* **Entries supplied**
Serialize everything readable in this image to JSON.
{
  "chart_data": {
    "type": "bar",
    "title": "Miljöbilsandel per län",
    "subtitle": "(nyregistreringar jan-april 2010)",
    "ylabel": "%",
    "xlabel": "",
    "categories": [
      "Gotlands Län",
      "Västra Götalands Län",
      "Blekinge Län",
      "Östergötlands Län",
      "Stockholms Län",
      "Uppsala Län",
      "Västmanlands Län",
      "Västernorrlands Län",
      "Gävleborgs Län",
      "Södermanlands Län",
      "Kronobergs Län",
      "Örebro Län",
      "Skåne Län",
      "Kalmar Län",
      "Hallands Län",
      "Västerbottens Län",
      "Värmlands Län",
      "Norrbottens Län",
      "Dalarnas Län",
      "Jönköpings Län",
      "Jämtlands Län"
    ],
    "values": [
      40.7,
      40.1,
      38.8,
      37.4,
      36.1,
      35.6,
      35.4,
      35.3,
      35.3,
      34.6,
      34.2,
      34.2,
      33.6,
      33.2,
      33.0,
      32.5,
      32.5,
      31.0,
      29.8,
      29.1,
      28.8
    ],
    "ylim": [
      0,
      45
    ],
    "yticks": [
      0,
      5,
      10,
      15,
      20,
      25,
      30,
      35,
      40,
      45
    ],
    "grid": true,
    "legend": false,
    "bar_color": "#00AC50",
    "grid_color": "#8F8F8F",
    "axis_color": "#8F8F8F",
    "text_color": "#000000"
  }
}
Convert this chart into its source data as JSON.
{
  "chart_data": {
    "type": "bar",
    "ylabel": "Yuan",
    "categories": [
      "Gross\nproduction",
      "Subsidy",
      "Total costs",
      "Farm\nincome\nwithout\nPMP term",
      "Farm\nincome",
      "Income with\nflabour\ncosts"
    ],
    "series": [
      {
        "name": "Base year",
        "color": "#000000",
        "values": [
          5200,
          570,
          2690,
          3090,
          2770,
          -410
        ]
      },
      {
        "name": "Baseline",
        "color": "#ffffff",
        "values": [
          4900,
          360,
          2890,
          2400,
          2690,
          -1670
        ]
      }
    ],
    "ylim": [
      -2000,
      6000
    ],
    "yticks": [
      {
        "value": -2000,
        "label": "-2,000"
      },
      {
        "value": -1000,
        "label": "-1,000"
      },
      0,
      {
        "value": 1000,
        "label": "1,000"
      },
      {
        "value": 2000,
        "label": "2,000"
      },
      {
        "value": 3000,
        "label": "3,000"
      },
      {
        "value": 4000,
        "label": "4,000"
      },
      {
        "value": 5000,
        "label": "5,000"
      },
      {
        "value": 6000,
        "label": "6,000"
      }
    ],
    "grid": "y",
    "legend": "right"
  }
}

* **Exercise objective**
Select and copy every line of the listing with the word "this".

* **Problem solution**
Serialize everything readable in this image to JSON.
Convert this chart into its source data as JSON.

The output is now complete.